═════ 文書本文 ═════

独り暮らしの父は淡々と「大丈夫だから」
もともと持病があった健一さんの母親は、7年前に死去。そしてその後、横浜の実家には父親がひとり、残されることになりました。
「実家を訪ねると、父は母がかわいがっていたインコに、子どもへ話しかけるようにいつも話しかけていました」
健一さんの父親は、単身赴任の経験もあり、ひと通りの家事はできるといいます。
「でも、高齢ですから心配でした。高齢者用のマンションへの入所を勧めましたが、やはり住み慣れた場所がいいようで…」
健一さんと弟の雄二さんは、以前より父親を気にかけ、電話をしたり、食べ物を送ったりしていました。しかし、父親からはいつも「大丈夫だから」「父さんより、家族のためにお金を使いなさい」という言葉が返ってきました。
「父はもともと淡々とした人で、電話で話しても様子の変化は感じられませんでした…」
3年顔を見なかった父は、面影もなく…
ある土曜日の夜、健一さんのスマホに見慣れない番号から着信がありました。出てみると、警察からでした。
「お父さんが自宅近くの公園の階段で転んでしまって。そばにいた方が110番通報されたんです。いま、〇〇区の〇〇病院に運ばれています。すぐ来てもらえますか?」

═════ 提供データ ═════

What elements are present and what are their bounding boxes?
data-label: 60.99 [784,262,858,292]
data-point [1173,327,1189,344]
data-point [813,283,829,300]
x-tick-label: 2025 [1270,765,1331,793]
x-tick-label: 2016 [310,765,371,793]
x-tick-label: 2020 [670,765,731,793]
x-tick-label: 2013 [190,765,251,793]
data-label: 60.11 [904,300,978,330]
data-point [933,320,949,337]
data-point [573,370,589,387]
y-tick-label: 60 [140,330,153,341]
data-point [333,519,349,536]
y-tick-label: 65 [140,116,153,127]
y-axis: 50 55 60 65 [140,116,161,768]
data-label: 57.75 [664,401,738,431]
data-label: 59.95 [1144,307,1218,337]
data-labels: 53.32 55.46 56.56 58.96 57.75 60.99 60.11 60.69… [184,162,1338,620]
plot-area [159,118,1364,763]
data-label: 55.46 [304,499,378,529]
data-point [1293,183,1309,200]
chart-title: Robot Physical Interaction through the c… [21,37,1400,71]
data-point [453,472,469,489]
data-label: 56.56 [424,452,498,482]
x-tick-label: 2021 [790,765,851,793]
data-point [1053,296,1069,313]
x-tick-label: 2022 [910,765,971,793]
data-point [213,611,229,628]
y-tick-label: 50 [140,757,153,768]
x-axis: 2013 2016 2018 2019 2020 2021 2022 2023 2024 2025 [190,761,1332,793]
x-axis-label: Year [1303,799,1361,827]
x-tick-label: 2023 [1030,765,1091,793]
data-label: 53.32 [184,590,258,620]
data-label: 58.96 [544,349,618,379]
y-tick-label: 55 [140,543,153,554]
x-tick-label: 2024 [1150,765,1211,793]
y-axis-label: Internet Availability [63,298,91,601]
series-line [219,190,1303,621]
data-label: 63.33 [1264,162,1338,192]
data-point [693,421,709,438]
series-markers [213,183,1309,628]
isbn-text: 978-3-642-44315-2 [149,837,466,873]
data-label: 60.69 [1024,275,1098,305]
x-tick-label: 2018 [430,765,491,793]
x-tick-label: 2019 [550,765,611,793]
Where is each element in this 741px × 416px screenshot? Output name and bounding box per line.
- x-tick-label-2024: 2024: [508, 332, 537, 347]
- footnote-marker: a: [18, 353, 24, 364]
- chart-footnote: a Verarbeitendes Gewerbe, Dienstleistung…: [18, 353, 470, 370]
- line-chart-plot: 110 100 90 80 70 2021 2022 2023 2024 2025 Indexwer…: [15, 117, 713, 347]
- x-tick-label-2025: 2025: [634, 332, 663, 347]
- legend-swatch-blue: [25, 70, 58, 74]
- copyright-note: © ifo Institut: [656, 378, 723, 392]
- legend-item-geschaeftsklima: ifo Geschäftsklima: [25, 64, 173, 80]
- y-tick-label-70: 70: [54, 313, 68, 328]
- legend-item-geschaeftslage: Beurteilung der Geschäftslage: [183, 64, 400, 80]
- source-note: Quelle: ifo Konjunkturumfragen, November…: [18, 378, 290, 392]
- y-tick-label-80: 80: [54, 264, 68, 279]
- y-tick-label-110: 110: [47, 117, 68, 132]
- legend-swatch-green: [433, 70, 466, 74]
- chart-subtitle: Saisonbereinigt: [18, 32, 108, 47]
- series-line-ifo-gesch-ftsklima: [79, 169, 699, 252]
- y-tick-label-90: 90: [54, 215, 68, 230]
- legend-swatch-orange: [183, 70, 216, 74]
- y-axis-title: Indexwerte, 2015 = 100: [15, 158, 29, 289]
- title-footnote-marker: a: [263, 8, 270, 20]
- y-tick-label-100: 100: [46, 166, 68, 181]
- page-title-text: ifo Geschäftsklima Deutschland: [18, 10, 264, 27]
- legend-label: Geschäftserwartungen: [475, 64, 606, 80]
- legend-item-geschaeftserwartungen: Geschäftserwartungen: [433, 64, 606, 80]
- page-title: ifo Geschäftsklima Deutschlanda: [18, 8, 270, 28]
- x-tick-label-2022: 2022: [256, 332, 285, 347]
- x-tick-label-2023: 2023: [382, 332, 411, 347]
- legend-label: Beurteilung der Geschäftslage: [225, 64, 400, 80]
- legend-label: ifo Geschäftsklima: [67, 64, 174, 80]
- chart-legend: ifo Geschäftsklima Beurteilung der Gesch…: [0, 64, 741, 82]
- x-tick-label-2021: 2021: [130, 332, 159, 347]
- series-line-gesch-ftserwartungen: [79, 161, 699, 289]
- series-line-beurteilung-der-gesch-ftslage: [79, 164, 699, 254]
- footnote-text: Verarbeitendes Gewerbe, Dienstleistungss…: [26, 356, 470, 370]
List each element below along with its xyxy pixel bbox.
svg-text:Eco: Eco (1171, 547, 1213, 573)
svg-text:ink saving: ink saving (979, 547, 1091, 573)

═════

_作業項目 A_: 健一さんの父親についての文章によると、健一さんの母親が亡くなったのは何年前ですか。
_作業項目 B_: 健一さんの父親についての文章に登場する健一さんの家族を、健一さん本人を除いてすべて挙げてください。
_作業項目 C_: 健一さんの父親についての文章を、最後の文の後から書き進めてください。

_最終回答 A_: 7年前です。

_最終回答 B_: 母親、父親、弟の雄二さん

_最終回答 C_:
慌てた健一さんは、すぐ雄二さんに連絡を取り、父親が搬送された病院へと向かいました。
救急病棟のベッドに寝かされた父親の姿を見た健一さんと雄二さんは、思わず顔を見合わせました。面影がないほど痩せ、やつれ果てていたのです。
父親は、2人の息子の顔を見ると、かすれた声で「すまないなぁ、すまないなぁ」と繰り返しました。
最後に父親の顔を見たのは3年前。それだけの間に、容貌が変わるほど老け込んでしまったのでした。
「父は傷の手当のほか、頭のCTを撮るなどの処置を受けました。病院の先生からは〈体がかなり弱っている〉〈高齢なので、これで一気に体調が悪くなることもあり得る〉との説明がありました」
残念ながら医師の言葉は的中し、父親はケガをきっかけに急激に衰弱し、半月の入院の末に旅立ってしまいました。78歳でした。